### WHAT IS EXPECTED
Review the listing and copy each line that holds the word "strabag".

-*-*-

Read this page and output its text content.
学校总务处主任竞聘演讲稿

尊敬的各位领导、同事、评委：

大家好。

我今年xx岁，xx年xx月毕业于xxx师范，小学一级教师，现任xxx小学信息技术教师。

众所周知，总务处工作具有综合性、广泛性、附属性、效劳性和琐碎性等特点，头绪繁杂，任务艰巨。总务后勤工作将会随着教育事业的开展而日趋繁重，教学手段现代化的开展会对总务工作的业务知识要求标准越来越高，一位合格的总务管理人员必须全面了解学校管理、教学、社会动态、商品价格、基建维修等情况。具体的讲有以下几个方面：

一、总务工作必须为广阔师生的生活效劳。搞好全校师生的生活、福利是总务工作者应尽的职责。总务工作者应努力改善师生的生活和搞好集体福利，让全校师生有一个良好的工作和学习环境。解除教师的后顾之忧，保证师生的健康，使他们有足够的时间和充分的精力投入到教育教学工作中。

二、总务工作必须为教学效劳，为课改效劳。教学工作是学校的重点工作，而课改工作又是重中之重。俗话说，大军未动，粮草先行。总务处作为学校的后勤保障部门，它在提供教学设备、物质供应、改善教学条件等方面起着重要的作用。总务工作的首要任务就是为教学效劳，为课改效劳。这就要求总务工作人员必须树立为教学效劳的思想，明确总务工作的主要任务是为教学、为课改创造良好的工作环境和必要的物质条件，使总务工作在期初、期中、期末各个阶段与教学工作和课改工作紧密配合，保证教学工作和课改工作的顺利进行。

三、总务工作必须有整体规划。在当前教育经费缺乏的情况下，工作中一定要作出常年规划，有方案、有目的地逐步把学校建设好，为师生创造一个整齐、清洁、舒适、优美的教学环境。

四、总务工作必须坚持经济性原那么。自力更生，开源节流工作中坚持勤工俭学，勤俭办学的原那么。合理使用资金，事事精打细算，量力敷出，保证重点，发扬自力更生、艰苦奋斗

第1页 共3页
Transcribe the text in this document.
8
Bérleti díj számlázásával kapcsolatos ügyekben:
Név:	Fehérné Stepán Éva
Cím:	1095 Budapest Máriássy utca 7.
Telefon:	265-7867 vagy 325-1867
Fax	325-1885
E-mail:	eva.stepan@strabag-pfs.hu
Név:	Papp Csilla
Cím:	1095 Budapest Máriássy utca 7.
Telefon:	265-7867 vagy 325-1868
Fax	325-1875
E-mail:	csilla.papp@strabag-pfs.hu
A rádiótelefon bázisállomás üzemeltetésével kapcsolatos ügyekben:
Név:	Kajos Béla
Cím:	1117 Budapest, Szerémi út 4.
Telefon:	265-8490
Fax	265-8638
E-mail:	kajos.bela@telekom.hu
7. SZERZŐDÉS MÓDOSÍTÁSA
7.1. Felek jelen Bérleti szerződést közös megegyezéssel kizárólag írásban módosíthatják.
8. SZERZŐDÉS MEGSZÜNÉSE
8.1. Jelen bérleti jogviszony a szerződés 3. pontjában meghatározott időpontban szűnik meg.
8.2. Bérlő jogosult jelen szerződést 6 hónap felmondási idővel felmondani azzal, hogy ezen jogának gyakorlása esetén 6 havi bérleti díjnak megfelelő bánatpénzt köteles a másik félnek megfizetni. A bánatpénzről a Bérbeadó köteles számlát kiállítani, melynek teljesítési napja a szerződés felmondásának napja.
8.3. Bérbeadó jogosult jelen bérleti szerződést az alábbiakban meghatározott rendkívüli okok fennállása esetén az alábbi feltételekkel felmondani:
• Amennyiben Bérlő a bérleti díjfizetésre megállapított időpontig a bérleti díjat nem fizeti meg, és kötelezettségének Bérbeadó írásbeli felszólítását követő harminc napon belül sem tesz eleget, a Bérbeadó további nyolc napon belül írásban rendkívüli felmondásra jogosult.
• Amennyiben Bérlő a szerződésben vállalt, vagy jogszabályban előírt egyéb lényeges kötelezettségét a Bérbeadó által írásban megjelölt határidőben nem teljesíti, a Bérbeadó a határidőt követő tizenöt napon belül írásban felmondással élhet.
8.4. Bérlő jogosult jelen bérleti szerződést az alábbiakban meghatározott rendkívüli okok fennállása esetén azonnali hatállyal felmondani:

-*-*-

### EXERCISE SOLUTION
E-mail:	eva.stepan@strabag-pfs.hu
E-mail:	csilla.papp@strabag-pfs.hu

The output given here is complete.